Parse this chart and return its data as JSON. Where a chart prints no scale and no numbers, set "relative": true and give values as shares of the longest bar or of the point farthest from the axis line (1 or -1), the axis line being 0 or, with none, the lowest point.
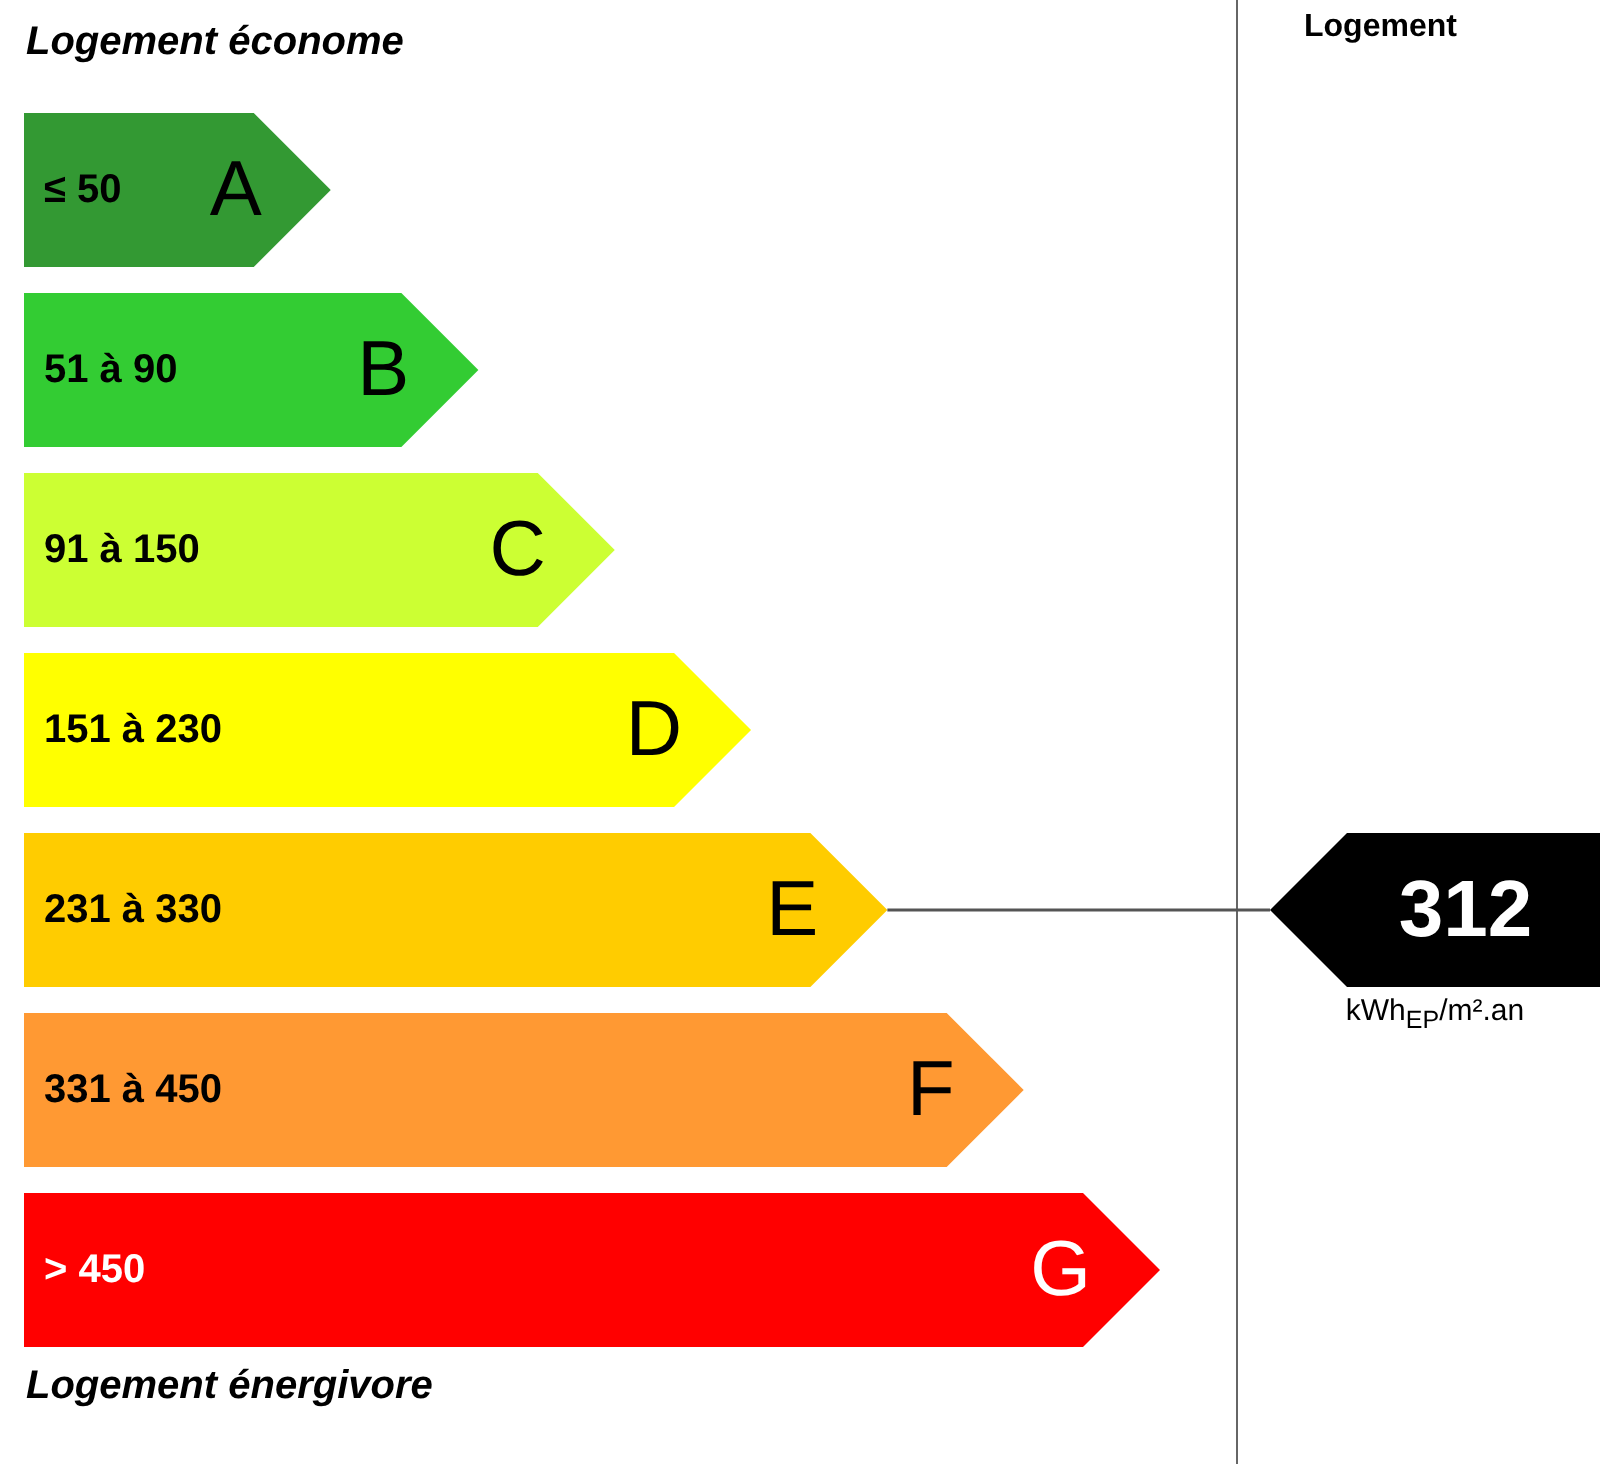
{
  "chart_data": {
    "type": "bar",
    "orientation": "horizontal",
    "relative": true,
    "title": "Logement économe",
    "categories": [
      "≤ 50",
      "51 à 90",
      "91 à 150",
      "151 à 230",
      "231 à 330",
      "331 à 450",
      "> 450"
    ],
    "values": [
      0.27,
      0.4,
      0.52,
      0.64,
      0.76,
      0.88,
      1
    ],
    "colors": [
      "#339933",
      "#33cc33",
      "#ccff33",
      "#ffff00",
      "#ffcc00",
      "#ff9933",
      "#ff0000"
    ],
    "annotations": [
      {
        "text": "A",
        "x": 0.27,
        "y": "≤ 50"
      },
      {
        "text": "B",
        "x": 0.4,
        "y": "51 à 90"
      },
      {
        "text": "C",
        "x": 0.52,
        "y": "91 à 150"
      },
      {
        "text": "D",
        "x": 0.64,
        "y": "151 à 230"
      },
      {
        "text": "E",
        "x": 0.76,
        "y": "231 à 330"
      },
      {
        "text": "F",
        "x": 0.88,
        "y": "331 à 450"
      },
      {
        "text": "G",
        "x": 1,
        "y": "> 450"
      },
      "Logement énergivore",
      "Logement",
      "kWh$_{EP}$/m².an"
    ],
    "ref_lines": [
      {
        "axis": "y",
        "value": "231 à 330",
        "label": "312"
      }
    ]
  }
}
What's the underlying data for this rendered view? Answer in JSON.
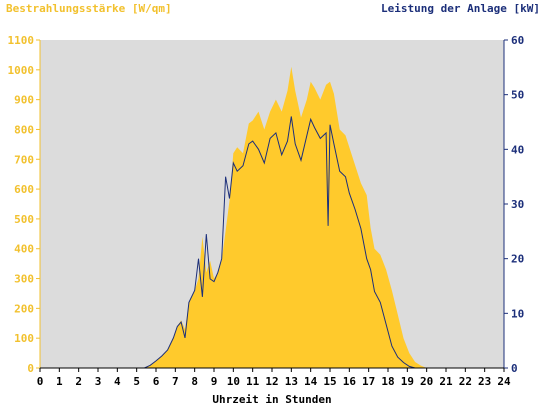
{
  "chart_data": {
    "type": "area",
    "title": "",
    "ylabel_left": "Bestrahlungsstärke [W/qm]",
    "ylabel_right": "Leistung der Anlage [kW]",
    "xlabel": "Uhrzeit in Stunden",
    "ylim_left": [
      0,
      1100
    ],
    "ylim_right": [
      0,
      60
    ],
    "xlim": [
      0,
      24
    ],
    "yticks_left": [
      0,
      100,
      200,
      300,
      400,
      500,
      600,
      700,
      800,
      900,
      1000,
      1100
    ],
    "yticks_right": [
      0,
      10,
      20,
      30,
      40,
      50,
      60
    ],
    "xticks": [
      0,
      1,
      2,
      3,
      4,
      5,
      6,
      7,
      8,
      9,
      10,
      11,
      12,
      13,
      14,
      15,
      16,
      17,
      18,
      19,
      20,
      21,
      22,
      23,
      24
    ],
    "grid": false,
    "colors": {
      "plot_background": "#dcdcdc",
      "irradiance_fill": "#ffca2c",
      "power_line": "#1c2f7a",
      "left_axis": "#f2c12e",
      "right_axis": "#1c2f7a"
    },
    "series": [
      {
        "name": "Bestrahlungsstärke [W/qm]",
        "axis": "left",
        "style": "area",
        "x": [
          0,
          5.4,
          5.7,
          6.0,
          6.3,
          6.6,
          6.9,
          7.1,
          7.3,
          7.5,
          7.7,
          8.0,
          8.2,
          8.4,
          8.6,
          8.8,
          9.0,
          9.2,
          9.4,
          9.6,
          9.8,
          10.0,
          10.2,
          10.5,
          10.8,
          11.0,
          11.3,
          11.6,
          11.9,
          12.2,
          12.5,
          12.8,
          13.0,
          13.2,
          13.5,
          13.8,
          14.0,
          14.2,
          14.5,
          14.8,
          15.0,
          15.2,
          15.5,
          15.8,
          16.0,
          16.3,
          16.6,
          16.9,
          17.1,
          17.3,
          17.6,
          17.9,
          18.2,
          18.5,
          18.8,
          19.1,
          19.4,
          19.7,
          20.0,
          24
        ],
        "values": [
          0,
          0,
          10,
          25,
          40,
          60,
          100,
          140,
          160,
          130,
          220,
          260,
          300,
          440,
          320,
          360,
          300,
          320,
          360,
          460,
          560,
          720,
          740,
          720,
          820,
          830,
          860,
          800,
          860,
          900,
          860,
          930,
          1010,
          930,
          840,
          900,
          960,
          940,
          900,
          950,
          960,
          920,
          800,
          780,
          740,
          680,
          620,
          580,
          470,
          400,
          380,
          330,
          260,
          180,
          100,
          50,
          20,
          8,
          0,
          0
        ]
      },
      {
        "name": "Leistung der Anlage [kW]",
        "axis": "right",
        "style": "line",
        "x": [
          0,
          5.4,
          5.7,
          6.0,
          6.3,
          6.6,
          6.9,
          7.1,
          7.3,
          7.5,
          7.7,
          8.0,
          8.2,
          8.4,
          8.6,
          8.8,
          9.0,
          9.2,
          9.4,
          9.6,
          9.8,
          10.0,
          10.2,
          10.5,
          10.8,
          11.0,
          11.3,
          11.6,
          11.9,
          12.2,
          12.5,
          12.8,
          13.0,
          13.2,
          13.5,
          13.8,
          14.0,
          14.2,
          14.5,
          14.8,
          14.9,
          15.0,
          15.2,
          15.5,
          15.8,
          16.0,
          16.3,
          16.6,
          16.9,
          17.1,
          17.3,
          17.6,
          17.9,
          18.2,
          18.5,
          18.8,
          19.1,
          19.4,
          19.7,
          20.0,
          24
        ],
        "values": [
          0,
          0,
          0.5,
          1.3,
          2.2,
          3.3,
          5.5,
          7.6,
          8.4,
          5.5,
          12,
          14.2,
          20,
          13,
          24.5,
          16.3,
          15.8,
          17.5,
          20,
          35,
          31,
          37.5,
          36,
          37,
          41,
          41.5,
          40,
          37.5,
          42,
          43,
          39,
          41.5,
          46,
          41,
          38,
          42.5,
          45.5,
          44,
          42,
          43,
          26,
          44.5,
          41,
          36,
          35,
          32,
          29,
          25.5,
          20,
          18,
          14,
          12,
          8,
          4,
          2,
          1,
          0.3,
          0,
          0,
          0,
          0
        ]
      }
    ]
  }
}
+ + + + +
— Request —
Copy out every line of the listing that includes the string "text".

— Answer to the problem —
        "text": "A",
        "text": "B",
        "text": "C",
        "text": "D",
        "text": "E",
        "text": "F",
        "text": "G",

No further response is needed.